-------- RECORDED DATA --------

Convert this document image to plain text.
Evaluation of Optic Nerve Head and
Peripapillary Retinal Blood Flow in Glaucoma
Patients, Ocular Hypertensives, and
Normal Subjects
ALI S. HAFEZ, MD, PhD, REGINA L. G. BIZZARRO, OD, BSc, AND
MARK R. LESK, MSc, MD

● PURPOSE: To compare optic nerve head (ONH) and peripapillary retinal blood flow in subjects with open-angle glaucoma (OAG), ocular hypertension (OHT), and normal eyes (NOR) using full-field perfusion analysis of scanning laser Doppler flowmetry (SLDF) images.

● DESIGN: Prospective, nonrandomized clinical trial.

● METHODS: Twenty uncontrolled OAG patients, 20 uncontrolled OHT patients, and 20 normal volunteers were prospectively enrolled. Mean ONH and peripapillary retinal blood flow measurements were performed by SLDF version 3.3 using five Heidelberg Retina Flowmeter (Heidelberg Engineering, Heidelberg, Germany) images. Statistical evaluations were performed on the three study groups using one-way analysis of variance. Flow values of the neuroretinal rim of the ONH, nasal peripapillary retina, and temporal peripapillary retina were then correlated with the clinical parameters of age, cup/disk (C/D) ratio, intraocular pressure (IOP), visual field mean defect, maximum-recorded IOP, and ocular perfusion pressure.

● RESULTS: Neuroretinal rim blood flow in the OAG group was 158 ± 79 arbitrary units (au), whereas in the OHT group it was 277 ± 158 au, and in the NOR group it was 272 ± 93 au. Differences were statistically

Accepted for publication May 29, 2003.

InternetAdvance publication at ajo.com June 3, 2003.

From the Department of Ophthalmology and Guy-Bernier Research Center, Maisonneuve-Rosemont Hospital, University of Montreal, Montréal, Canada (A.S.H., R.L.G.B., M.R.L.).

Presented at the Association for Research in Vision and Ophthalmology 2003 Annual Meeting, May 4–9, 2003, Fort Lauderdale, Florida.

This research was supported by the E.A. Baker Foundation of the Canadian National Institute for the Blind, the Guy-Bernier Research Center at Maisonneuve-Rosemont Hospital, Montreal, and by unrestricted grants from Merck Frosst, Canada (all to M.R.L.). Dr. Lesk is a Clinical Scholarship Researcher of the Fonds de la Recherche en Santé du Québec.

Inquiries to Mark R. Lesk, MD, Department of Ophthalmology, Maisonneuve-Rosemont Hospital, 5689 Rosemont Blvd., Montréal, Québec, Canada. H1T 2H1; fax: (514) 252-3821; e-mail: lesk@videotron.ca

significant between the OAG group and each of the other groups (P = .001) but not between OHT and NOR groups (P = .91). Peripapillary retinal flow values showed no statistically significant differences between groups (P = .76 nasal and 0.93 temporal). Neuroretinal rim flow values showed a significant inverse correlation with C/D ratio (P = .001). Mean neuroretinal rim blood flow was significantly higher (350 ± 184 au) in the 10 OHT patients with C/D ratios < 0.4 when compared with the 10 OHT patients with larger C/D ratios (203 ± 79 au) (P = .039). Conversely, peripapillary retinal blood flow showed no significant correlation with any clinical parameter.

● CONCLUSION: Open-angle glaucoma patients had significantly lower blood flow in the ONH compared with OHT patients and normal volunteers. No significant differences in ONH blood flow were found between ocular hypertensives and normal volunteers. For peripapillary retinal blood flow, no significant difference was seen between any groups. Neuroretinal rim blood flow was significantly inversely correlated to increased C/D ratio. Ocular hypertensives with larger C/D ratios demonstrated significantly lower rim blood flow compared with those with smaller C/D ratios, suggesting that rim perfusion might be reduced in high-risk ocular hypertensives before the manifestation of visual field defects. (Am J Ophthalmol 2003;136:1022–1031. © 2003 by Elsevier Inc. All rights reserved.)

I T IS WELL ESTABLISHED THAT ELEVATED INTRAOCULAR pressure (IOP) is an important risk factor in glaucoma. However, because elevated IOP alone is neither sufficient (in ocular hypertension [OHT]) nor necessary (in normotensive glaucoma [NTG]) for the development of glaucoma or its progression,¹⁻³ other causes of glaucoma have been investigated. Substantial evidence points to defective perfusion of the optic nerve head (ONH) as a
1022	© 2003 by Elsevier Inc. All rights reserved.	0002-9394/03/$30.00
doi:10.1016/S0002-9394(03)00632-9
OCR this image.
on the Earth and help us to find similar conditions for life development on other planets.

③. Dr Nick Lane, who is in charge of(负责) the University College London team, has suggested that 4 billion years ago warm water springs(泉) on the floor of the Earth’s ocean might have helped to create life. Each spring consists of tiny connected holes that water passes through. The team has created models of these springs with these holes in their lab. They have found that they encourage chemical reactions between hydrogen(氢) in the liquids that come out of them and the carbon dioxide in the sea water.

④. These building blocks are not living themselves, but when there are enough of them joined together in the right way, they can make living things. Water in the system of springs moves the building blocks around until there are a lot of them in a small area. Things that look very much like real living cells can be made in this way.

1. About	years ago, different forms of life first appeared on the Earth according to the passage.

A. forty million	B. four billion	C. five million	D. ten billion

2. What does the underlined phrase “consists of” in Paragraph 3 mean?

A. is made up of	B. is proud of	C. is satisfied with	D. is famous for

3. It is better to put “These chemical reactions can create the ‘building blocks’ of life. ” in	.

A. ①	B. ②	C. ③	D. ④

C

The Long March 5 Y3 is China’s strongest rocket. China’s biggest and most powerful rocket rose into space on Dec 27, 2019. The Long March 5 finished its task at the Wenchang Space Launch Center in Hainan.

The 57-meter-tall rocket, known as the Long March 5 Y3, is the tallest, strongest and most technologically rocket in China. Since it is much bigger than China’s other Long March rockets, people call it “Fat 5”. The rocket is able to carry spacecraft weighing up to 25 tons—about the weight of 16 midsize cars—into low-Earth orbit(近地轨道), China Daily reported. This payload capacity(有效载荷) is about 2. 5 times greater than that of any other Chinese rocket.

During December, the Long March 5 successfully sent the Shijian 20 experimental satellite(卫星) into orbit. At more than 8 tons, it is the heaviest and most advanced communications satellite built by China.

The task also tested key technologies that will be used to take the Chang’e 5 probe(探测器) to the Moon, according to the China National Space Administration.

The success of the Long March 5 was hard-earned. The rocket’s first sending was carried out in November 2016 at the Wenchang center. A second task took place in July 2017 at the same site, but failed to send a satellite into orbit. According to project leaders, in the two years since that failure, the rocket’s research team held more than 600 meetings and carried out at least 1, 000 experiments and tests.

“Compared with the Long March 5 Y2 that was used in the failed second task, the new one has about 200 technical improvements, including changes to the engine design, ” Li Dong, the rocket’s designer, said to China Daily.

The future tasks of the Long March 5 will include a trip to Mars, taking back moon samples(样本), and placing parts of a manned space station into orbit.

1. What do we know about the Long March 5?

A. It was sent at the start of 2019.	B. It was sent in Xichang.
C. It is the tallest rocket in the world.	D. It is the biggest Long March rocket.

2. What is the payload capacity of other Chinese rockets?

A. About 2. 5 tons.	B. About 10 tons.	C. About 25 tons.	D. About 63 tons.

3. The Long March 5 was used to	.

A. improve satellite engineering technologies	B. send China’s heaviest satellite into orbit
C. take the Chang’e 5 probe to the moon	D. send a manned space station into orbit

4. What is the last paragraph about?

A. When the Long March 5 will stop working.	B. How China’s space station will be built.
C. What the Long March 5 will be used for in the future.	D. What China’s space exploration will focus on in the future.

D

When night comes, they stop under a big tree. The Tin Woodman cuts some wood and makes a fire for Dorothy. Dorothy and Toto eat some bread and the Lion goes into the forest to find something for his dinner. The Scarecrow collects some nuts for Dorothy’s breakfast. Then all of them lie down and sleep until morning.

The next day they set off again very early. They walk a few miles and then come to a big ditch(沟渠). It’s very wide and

--------

The full set of records should be duplicated exactly.

Convert this document image to plain text.
Evaluation of Optic Nerve Head and
Peripapillary Retinal Blood Flow in Glaucoma
Patients, Ocular Hypertensives, and
Normal Subjects
ALI S. HAFEZ, MD, PhD, REGINA L. G. BIZZARRO, OD, BSc, AND
MARK R. LESK, MSc, MD

● PURPOSE: To compare optic nerve head (ONH) and peripapillary retinal blood flow in subjects with open-angle glaucoma (OAG), ocular hypertension (OHT), and normal eyes (NOR) using full-field perfusion analysis of scanning laser Doppler flowmetry (SLDF) images.

● DESIGN: Prospective, nonrandomized clinical trial.

● METHODS: Twenty uncontrolled OAG patients, 20 uncontrolled OHT patients, and 20 normal volunteers were prospectively enrolled. Mean ONH and peripapillary retinal blood flow measurements were performed by SLDF version 3.3 using five Heidelberg Retina Flowmeter (Heidelberg Engineering, Heidelberg, Germany) images. Statistical evaluations were performed on the three study groups using one-way analysis of variance. Flow values of the neuroretinal rim of the ONH, nasal peripapillary retina, and temporal peripapillary retina were then correlated with the clinical parameters of age, cup/disk (C/D) ratio, intraocular pressure (IOP), visual field mean defect, maximum-recorded IOP, and ocular perfusion pressure.

● RESULTS: Neuroretinal rim blood flow in the OAG group was 158 ± 79 arbitrary units (au), whereas in the OHT group it was 277 ± 158 au, and in the NOR group it was 272 ± 93 au. Differences were statistically

Accepted for publication May 29, 2003.

InternetAdvance publication at ajo.com June 3, 2003.

From the Department of Ophthalmology and Guy-Bernier Research Center, Maisonneuve-Rosemont Hospital, University of Montreal, Montréal, Canada (A.S.H., R.L.G.B., M.R.L.).

Presented at the Association for Research in Vision and Ophthalmology 2003 Annual Meeting, May 4–9, 2003, Fort Lauderdale, Florida.

This research was supported by the E.A. Baker Foundation of the Canadian National Institute for the Blind, the Guy-Bernier Research Center at Maisonneuve-Rosemont Hospital, Montreal, and by unrestricted grants from Merck Frosst, Canada (all to M.R.L.). Dr. Lesk is a Clinical Scholarship Researcher of the Fonds de la Recherche en Santé du Québec.

Inquiries to Mark R. Lesk, MD, Department of Ophthalmology, Maisonneuve-Rosemont Hospital, 5689 Rosemont Blvd., Montréal, Québec, Canada. H1T 2H1; fax: (514) 252-3821; e-mail: lesk@videotron.ca

significant between the OAG group and each of the other groups (P = .001) but not between OHT and NOR groups (P = .91). Peripapillary retinal flow values showed no statistically significant differences between groups (P = .76 nasal and 0.93 temporal). Neuroretinal rim flow values showed a significant inverse correlation with C/D ratio (P = .001). Mean neuroretinal rim blood flow was significantly higher (350 ± 184 au) in the 10 OHT patients with C/D ratios < 0.4 when compared with the 10 OHT patients with larger C/D ratios (203 ± 79 au) (P = .039). Conversely, peripapillary retinal blood flow showed no significant correlation with any clinical parameter.

● CONCLUSION: Open-angle glaucoma patients had significantly lower blood flow in the ONH compared with OHT patients and normal volunteers. No significant differences in ONH blood flow were found between ocular hypertensives and normal volunteers. For peripapillary retinal blood flow, no significant difference was seen between any groups. Neuroretinal rim blood flow was significantly inversely correlated to increased C/D ratio. Ocular hypertensives with larger C/D ratios demonstrated significantly lower rim blood flow compared with those with smaller C/D ratios, suggesting that rim perfusion might be reduced in high-risk ocular hypertensives before the manifestation of visual field defects. (Am J Ophthalmol 2003;136:1022–1031. © 2003 by Elsevier Inc. All rights reserved.)

I T IS WELL ESTABLISHED THAT ELEVATED INTRAOCULAR pressure (IOP) is an important risk factor in glaucoma. However, because elevated IOP alone is neither sufficient (in ocular hypertension [OHT]) nor necessary (in normotensive glaucoma [NTG]) for the development of glaucoma or its progression,¹⁻³ other causes of glaucoma have been investigated. Substantial evidence points to defective perfusion of the optic nerve head (ONH) as a
1022	© 2003 by Elsevier Inc. All rights reserved.	0002-9394/03/$30.00
doi:10.1016/S0002-9394(03)00632-9
OCR this image.
on the Earth and help us to find similar conditions for life development on other planets.

③. Dr Nick Lane, who is in charge of(负责) the University College London team, has suggested that 4 billion years ago warm water springs(泉) on the floor of the Earth’s ocean might have helped to create life. Each spring consists of tiny connected holes that water passes through. The team has created models of these springs with these holes in their lab. They have found that they encourage chemical reactions between hydrogen(氢) in the liquids that come out of them and the carbon dioxide in the sea water.

④. These building blocks are not living themselves, but when there are enough of them joined together in the right way, they can make living things. Water in the system of springs moves the building blocks around until there are a lot of them in a small area. Things that look very much like real living cells can be made in this way.

1. About	years ago, different forms of life first appeared on the Earth according to the passage.

A. forty million	B. four billion	C. five million	D. ten billion

2. What does the underlined phrase “consists of” in Paragraph 3 mean?

A. is made up of	B. is proud of	C. is satisfied with	D. is famous for

3. It is better to put “These chemical reactions can create the ‘building blocks’ of life. ” in	.

A. ①	B. ②	C. ③	D. ④

C

The Long March 5 Y3 is China’s strongest rocket. China’s biggest and most powerful rocket rose into space on Dec 27, 2019. The Long March 5 finished its task at the Wenchang Space Launch Center in Hainan.

The 57-meter-tall rocket, known as the Long March 5 Y3, is the tallest, strongest and most technologically rocket in China. Since it is much bigger than China’s other Long March rockets, people call it “Fat 5”. The rocket is able to carry spacecraft weighing up to 25 tons—about the weight of 16 midsize cars—into low-Earth orbit(近地轨道), China Daily reported. This payload capacity(有效载荷) is about 2. 5 times greater than that of any other Chinese rocket.

During December, the Long March 5 successfully sent the Shijian 20 experimental satellite(卫星) into orbit. At more than 8 tons, it is the heaviest and most advanced communications satellite built by China.

The task also tested key technologies that will be used to take the Chang’e 5 probe(探测器) to the Moon, according to the China National Space Administration.

The success of the Long March 5 was hard-earned. The rocket’s first sending was carried out in November 2016 at the Wenchang center. A second task took place in July 2017 at the same site, but failed to send a satellite into orbit. According to project leaders, in the two years since that failure, the rocket’s research team held more than 600 meetings and carried out at least 1, 000 experiments and tests.

“Compared with the Long March 5 Y2 that was used in the failed second task, the new one has about 200 technical improvements, including changes to the engine design, ” Li Dong, the rocket’s designer, said to China Daily.

The future tasks of the Long March 5 will include a trip to Mars, taking back moon samples(样本), and placing parts of a manned space station into orbit.

1. What do we know about the Long March 5?

A. It was sent at the start of 2019.	B. It was sent in Xichang.
C. It is the tallest rocket in the world.	D. It is the biggest Long March rocket.

2. What is the payload capacity of other Chinese rockets?

A. About 2. 5 tons.	B. About 10 tons.	C. About 25 tons.	D. About 63 tons.

3. The Long March 5 was used to	.

A. improve satellite engineering technologies	B. send China’s heaviest satellite into orbit
C. take the Chang’e 5 probe to the moon	D. send a manned space station into orbit

4. What is the last paragraph about?

A. When the Long March 5 will stop working.	B. How China’s space station will be built.
C. What the Long March 5 will be used for in the future.	D. What China’s space exploration will focus on in the future.

D

When night comes, they stop under a big tree. The Tin Woodman cuts some wood and makes a fire for Dorothy. Dorothy and Toto eat some bread and the Lion goes into the forest to find something for his dinner. The Scarecrow collects some nuts for Dorothy’s breakfast. Then all of them lie down and sleep until morning.

The next day they set off again very early. They walk a few miles and then come to a big ditch(沟渠). It’s very wide and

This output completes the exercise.